→ What is asked:
Retype the whole listing verbatim and keep the pictures out of it.

→ Records for processing:
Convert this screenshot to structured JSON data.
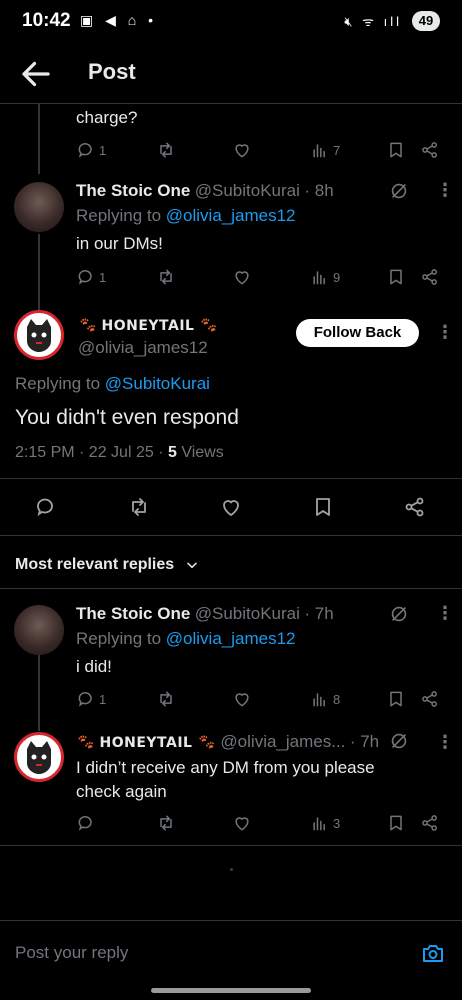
{
  "status": {
    "time": "10:42",
    "battery": "49"
  },
  "header": {
    "title": "Post"
  },
  "tweet_prev": {
    "text": "charge?",
    "replies": "1",
    "views": "7"
  },
  "tweet_reply1": {
    "name": "The Stoic One",
    "handle": "@SubitoKurai",
    "time": "· 8h",
    "replying_prefix": "Replying to ",
    "replying_to": "@olivia_james12",
    "text": "in our DMs!",
    "replies": "1",
    "views": "9"
  },
  "main_tweet": {
    "name": "HONEYTAIL",
    "handle": "@olivia_james12",
    "follow_label": "Follow Back",
    "replying_prefix": "Replying to ",
    "replying_to": "@SubitoKurai",
    "text": "You didn't even respond",
    "meta_prefix": "2:15 PM · 22 Jul 25 · ",
    "views_count": "5",
    "views_label": " Views"
  },
  "sort": {
    "label": "Most relevant replies"
  },
  "reply_a": {
    "name": "The Stoic One",
    "handle": "@SubitoKurai",
    "time": "· 7h",
    "replying_prefix": "Replying to ",
    "replying_to": "@olivia_james12",
    "text": "i did!",
    "replies": "1",
    "views": "8"
  },
  "reply_b": {
    "name": "HONEYTAIL",
    "handle": "@olivia_james...",
    "time": "· 7h",
    "text_line1": "I didn’t receive any DM from you please",
    "text_line2": "check again",
    "views": "3"
  },
  "compose": {
    "placeholder": "Post your reply"
  },
  "colors": {
    "accent": "#1d9bf0",
    "muted": "#71767b",
    "background": "#000000",
    "paw": "#e8622c"
  }
}
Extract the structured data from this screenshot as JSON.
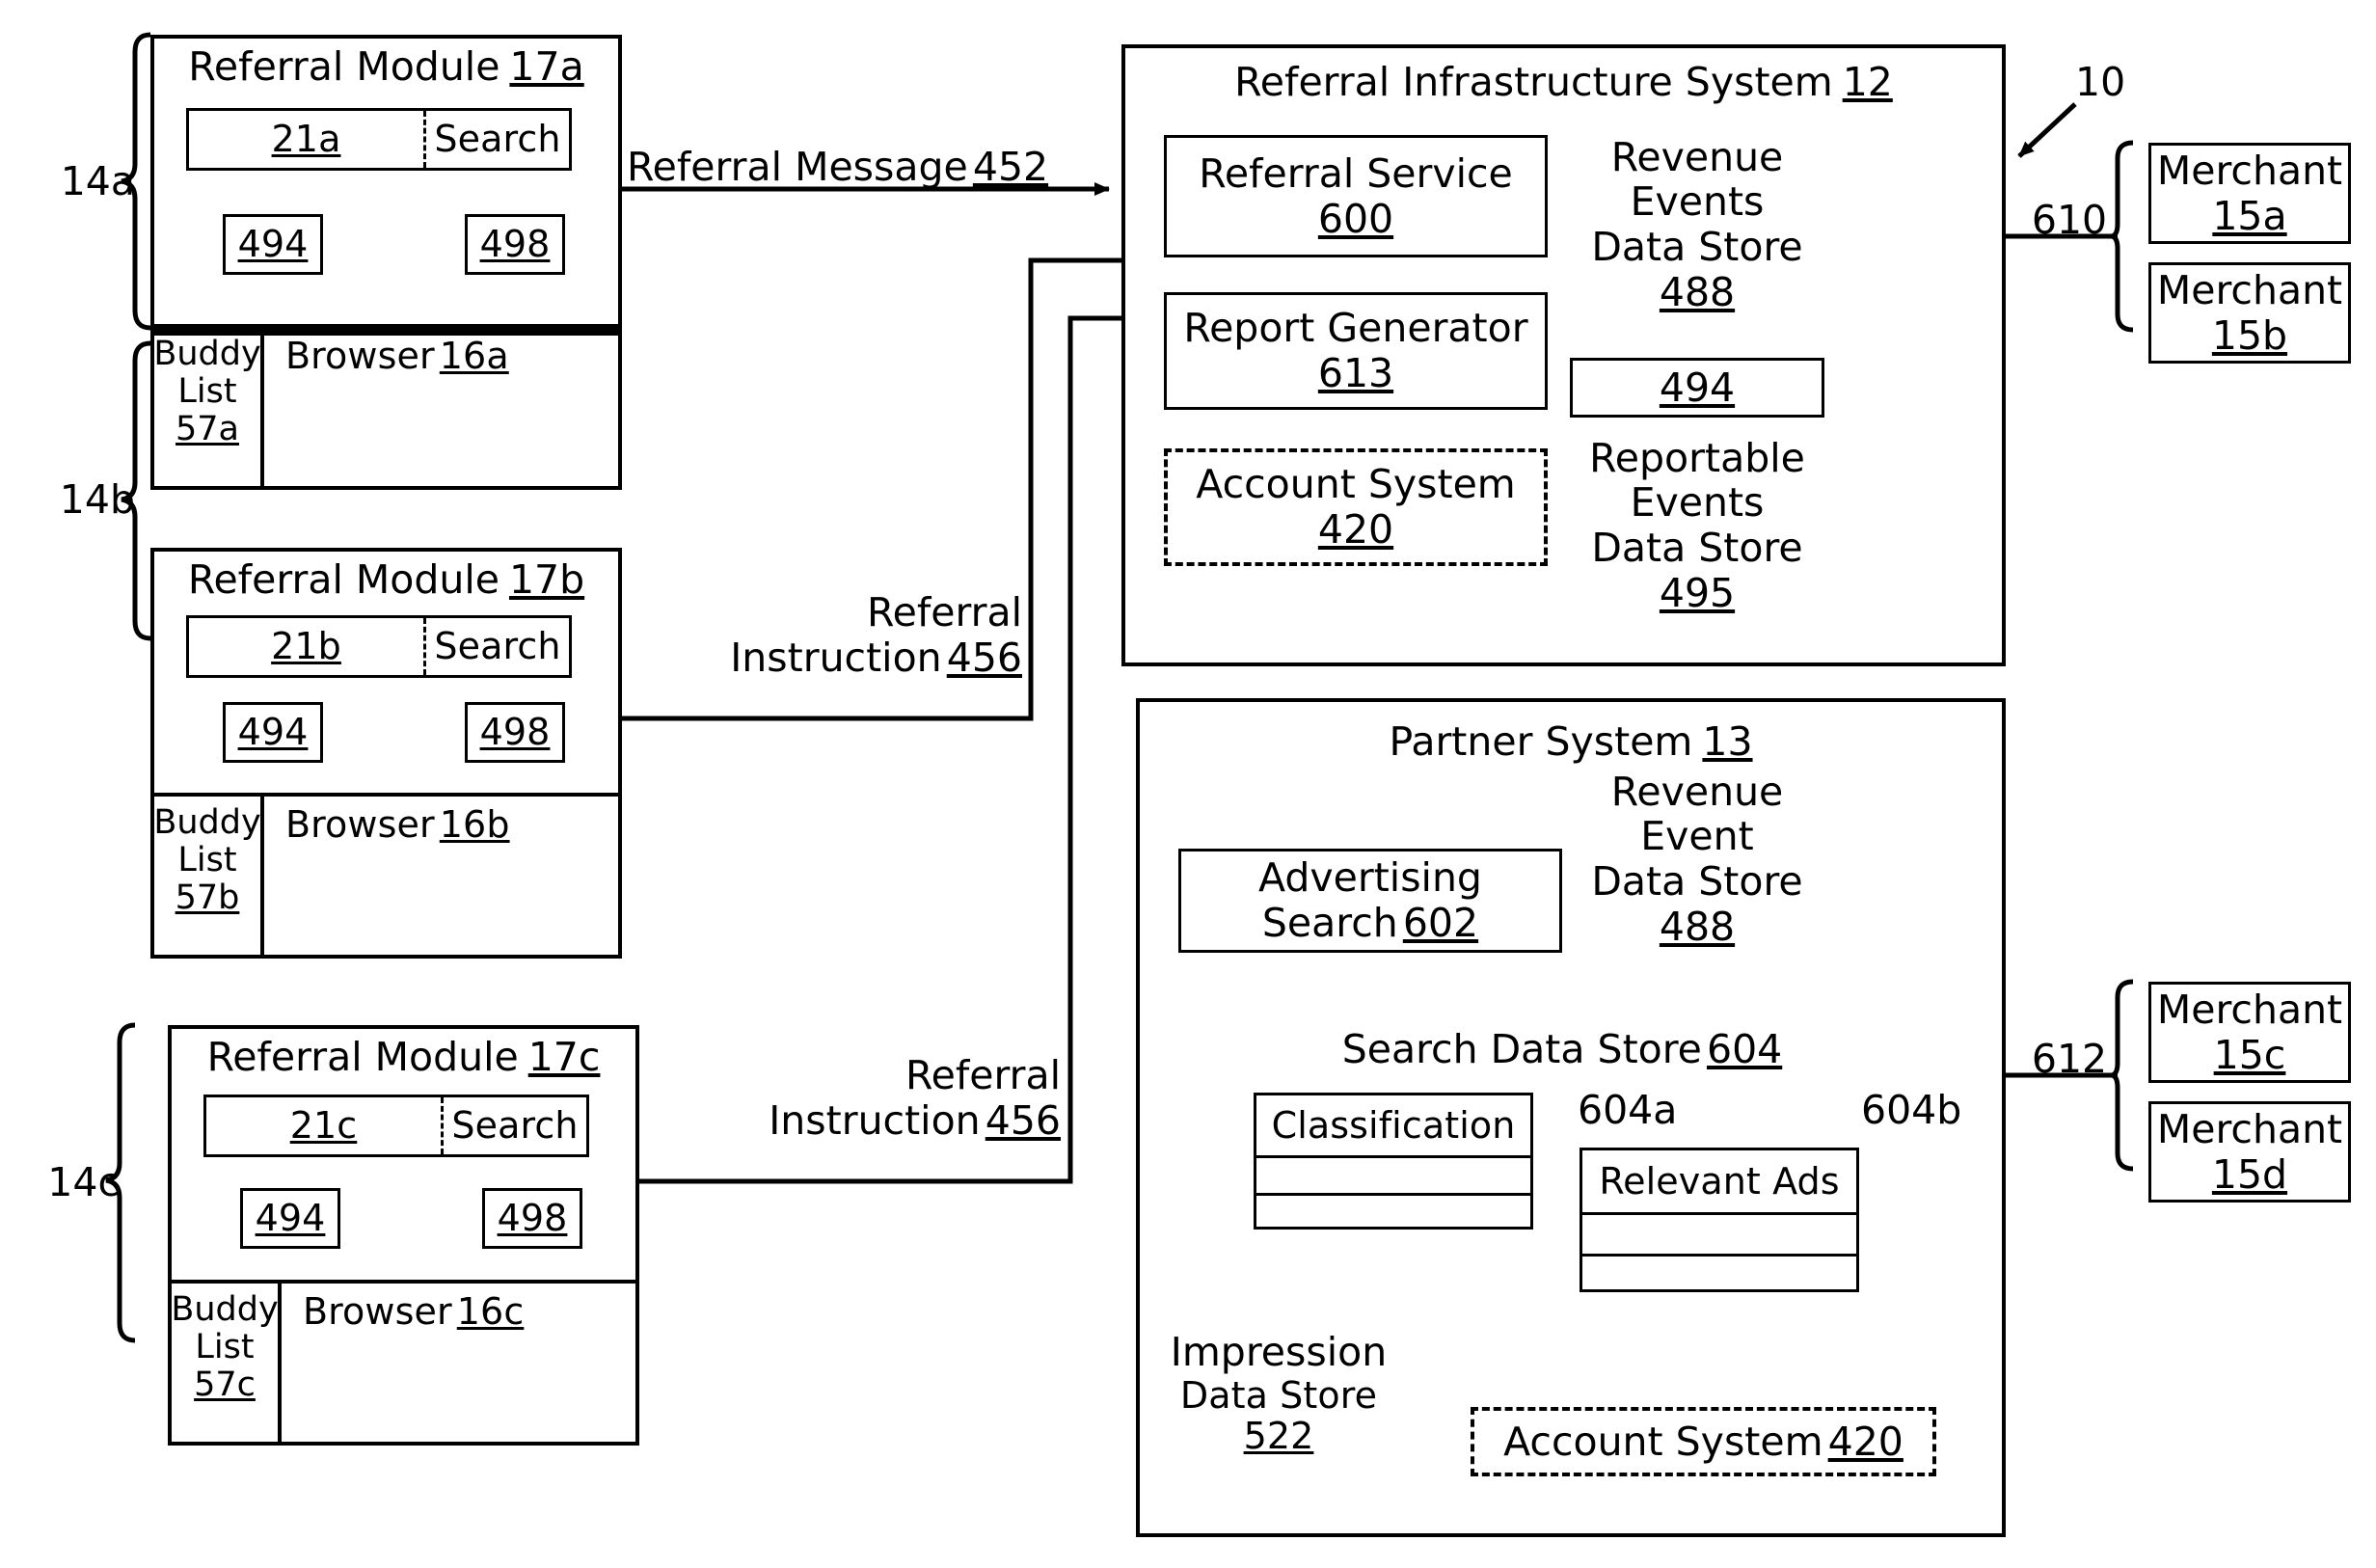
{
  "figure": {
    "ref_label": "10"
  },
  "clients": [
    {
      "bracket_label": "14a",
      "module_title": "Referral Module",
      "module_ref": "17a",
      "field_ref": "21a",
      "search_label": "Search",
      "box_left_ref": "494",
      "box_right_ref": "498",
      "buddy_line1": "Buddy",
      "buddy_line2": "List",
      "buddy_ref": "57a",
      "browser_label": "Browser",
      "browser_ref": "16a"
    },
    {
      "bracket_label": "14b",
      "module_title": "Referral Module",
      "module_ref": "17b",
      "field_ref": "21b",
      "search_label": "Search",
      "box_left_ref": "494",
      "box_right_ref": "498",
      "buddy_line1": "Buddy",
      "buddy_line2": "List",
      "buddy_ref": "57b",
      "browser_label": "Browser",
      "browser_ref": "16b"
    },
    {
      "bracket_label": "14c",
      "module_title": "Referral Module",
      "module_ref": "17c",
      "field_ref": "21c",
      "search_label": "Search",
      "box_left_ref": "494",
      "box_right_ref": "498",
      "buddy_line1": "Buddy",
      "buddy_line2": "List",
      "buddy_ref": "57c",
      "browser_label": "Browser",
      "browser_ref": "16c"
    }
  ],
  "flows": {
    "referral_message_line1": "Referral Message",
    "referral_message_ref": "452",
    "referral_instruction_b_line1": "Referral",
    "referral_instruction_b_line2": "Instruction",
    "referral_instruction_b_ref": "456",
    "referral_instruction_c_line1": "Referral",
    "referral_instruction_c_line2": "Instruction",
    "referral_instruction_c_ref": "456"
  },
  "infrastructure": {
    "title": "Referral Infrastructure System",
    "title_ref": "12",
    "referral_service": {
      "label": "Referral Service",
      "ref": "600"
    },
    "report_generator": {
      "label": "Report Generator",
      "ref": "613"
    },
    "account_system": {
      "label": "Account System",
      "ref": "420"
    },
    "revenue_events": {
      "line1": "Revenue Events",
      "line2": "Data Store",
      "ref": "488"
    },
    "plain_ref_box": {
      "ref": "494"
    },
    "reportable_events": {
      "line1": "Reportable Events",
      "line2": "Data Store",
      "ref": "495"
    }
  },
  "partner": {
    "title": "Partner System",
    "title_ref": "13",
    "advertising_search": {
      "line1": "Advertising",
      "line2": "Search",
      "ref": "602"
    },
    "revenue_event": {
      "line1": "Revenue Event",
      "line2": "Data Store",
      "ref": "488"
    },
    "search_data_store": {
      "label": "Search Data Store",
      "ref": "604"
    },
    "classification": {
      "label": "Classification",
      "ref": "604a"
    },
    "relevant_ads": {
      "label": "Relevant Ads",
      "ref": "604b"
    },
    "impression_data_store": {
      "line1": "Impression",
      "line2": "Data Store",
      "ref": "522"
    },
    "account_system": {
      "label": "Account System",
      "ref": "420"
    }
  },
  "merchants_top": {
    "connector_ref": "610",
    "items": [
      {
        "label": "Merchant",
        "ref": "15a"
      },
      {
        "label": "Merchant",
        "ref": "15b"
      }
    ]
  },
  "merchants_bottom": {
    "connector_ref": "612",
    "items": [
      {
        "label": "Merchant",
        "ref": "15c"
      },
      {
        "label": "Merchant",
        "ref": "15d"
      }
    ]
  }
}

→ Response for this exercise:
Convert this screenshot to structured JSON data.
{
  "status": {
    "time": "10:42",
    "battery": "49"
  },
  "header": {
    "title": "Post"
  },
  "tweet_prev": {
    "text": "charge?",
    "replies": "1",
    "views": "7"
  },
  "tweet_reply1": {
    "name": "The Stoic One",
    "handle": "@SubitoKurai",
    "time": "· 8h",
    "replying_prefix": "Replying to ",
    "replying_to": "@olivia_james12",
    "text": "in our DMs!",
    "replies": "1",
    "views": "9"
  },
  "main_tweet": {
    "name": "HONEYTAIL",
    "handle": "@olivia_james12",
    "follow_label": "Follow Back",
    "replying_prefix": "Replying to ",
    "replying_to": "@SubitoKurai",
    "text": "You didn't even respond",
    "meta_prefix": "2:15 PM · 22 Jul 25 · ",
    "views_count": "5",
    "views_label": " Views"
  },
  "sort": {
    "label": "Most relevant replies"
  },
  "reply_a": {
    "name": "The Stoic One",
    "handle": "@SubitoKurai",
    "time": "· 7h",
    "replying_prefix": "Replying to ",
    "replying_to": "@olivia_james12",
    "text": "i did!",
    "replies": "1",
    "views": "8"
  },
  "reply_b": {
    "name": "HONEYTAIL",
    "handle": "@olivia_james...",
    "time": "· 7h",
    "text_line1": "I didn’t receive any DM from you please",
    "text_line2": "check again",
    "views": "3"
  },
  "compose": {
    "placeholder": "Post your reply"
  },
  "colors": {
    "accent": "#1d9bf0",
    "muted": "#71767b",
    "background": "#000000",
    "paw": "#e8622c"
  }
}
Extract the structured data from this screenshot as JSON.
{
  "figure": {
    "ref_label": "10"
  },
  "clients": [
    {
      "bracket_label": "14a",
      "module_title": "Referral Module",
      "module_ref": "17a",
      "field_ref": "21a",
      "search_label": "Search",
      "box_left_ref": "494",
      "box_right_ref": "498",
      "buddy_line1": "Buddy",
      "buddy_line2": "List",
      "buddy_ref": "57a",
      "browser_label": "Browser",
      "browser_ref": "16a"
    },
    {
      "bracket_label": "14b",
      "module_title": "Referral Module",
      "module_ref": "17b",
      "field_ref": "21b",
      "search_label": "Search",
      "box_left_ref": "494",
      "box_right_ref": "498",
      "buddy_line1": "Buddy",
      "buddy_line2": "List",
      "buddy_ref": "57b",
      "browser_label": "Browser",
      "browser_ref": "16b"
    },
    {
      "bracket_label": "14c",
      "module_title": "Referral Module",
      "module_ref": "17c",
      "field_ref": "21c",
      "search_label": "Search",
      "box_left_ref": "494",
      "box_right_ref": "498",
      "buddy_line1": "Buddy",
      "buddy_line2": "List",
      "buddy_ref": "57c",
      "browser_label": "Browser",
      "browser_ref": "16c"
    }
  ],
  "flows": {
    "referral_message_line1": "Referral Message",
    "referral_message_ref": "452",
    "referral_instruction_b_line1": "Referral",
    "referral_instruction_b_line2": "Instruction",
    "referral_instruction_b_ref": "456",
    "referral_instruction_c_line1": "Referral",
    "referral_instruction_c_line2": "Instruction",
    "referral_instruction_c_ref": "456"
  },
  "infrastructure": {
    "title": "Referral Infrastructure System",
    "title_ref": "12",
    "referral_service": {
      "label": "Referral Service",
      "ref": "600"
    },
    "report_generator": {
      "label": "Report Generator",
      "ref": "613"
    },
    "account_system": {
      "label": "Account System",
      "ref": "420"
    },
    "revenue_events": {
      "line1": "Revenue Events",
      "line2": "Data Store",
      "ref": "488"
    },
    "plain_ref_box": {
      "ref": "494"
    },
    "reportable_events": {
      "line1": "Reportable Events",
      "line2": "Data Store",
      "ref": "495"
    }
  },
  "partner": {
    "title": "Partner System",
    "title_ref": "13",
    "advertising_search": {
      "line1": "Advertising",
      "line2": "Search",
      "ref": "602"
    },
    "revenue_event": {
      "line1": "Revenue Event",
      "line2": "Data Store",
      "ref": "488"
    },
    "search_data_store": {
      "label": "Search Data Store",
      "ref": "604"
    },
    "classification": {
      "label": "Classification",
      "ref": "604a"
    },
    "relevant_ads": {
      "label": "Relevant Ads",
      "ref": "604b"
    },
    "impression_data_store": {
      "line1": "Impression",
      "line2": "Data Store",
      "ref": "522"
    },
    "account_system": {
      "label": "Account System",
      "ref": "420"
    }
  },
  "merchants_top": {
    "connector_ref": "610",
    "items": [
      {
        "label": "Merchant",
        "ref": "15a"
      },
      {
        "label": "Merchant",
        "ref": "15b"
      }
    ]
  },
  "merchants_bottom": {
    "connector_ref": "612",
    "items": [
      {
        "label": "Merchant",
        "ref": "15c"
      },
      {
        "label": "Merchant",
        "ref": "15d"
      }
    ]
  }
}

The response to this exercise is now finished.